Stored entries
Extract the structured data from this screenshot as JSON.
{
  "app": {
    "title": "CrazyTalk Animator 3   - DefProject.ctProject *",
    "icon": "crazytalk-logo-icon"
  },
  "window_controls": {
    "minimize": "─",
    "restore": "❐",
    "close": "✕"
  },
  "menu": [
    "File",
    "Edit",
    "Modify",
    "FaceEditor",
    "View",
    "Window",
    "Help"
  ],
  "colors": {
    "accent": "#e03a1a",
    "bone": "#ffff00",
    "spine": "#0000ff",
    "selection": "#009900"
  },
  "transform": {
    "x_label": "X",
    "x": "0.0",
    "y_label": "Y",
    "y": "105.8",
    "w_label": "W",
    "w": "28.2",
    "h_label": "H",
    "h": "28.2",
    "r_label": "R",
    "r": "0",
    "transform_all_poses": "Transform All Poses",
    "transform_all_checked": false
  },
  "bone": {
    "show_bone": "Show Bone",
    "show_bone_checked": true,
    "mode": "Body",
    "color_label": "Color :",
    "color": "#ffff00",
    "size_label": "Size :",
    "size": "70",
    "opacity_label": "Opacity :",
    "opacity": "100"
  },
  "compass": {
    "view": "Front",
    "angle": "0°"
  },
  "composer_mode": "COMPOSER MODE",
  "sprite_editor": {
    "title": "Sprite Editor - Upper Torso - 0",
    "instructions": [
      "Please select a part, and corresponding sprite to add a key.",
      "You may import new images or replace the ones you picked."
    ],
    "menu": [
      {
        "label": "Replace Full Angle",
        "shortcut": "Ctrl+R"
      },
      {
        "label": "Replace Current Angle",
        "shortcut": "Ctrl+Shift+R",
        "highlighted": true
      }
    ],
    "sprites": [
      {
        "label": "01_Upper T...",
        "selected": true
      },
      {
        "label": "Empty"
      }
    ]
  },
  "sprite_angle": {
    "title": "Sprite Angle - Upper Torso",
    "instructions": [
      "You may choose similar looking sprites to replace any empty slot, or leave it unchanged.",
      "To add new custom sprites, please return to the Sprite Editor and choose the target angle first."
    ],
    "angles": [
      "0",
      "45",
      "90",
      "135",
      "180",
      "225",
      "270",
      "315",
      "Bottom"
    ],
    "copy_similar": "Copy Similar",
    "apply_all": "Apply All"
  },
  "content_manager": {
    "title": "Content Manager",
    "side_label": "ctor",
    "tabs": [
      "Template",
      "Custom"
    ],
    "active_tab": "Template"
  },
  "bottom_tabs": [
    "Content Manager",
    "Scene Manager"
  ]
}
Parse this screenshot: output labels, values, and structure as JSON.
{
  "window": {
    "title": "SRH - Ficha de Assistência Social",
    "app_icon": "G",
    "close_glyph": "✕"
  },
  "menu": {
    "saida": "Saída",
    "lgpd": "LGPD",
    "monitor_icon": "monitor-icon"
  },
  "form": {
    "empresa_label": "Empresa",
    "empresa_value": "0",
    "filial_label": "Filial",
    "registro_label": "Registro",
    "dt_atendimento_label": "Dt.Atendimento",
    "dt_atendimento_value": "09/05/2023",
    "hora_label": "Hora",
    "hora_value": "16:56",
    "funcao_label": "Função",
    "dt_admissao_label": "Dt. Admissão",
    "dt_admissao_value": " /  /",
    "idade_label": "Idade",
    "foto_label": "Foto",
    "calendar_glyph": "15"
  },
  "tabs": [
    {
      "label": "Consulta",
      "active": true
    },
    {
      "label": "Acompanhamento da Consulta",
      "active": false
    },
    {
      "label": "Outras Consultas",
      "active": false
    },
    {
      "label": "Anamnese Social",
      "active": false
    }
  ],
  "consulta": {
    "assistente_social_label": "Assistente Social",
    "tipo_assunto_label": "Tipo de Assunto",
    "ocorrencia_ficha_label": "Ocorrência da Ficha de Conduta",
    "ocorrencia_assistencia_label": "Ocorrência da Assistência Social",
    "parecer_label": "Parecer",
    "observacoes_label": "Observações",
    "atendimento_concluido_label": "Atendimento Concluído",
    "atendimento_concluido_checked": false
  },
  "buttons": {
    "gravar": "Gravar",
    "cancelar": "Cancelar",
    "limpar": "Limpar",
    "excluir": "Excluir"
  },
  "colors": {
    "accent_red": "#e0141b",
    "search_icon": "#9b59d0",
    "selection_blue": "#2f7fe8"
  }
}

▶ **Task statement**: What is the number of lines in these records that contain "Ctrl"? Reply with the number only.

▶ **Solution for this exercise**: 2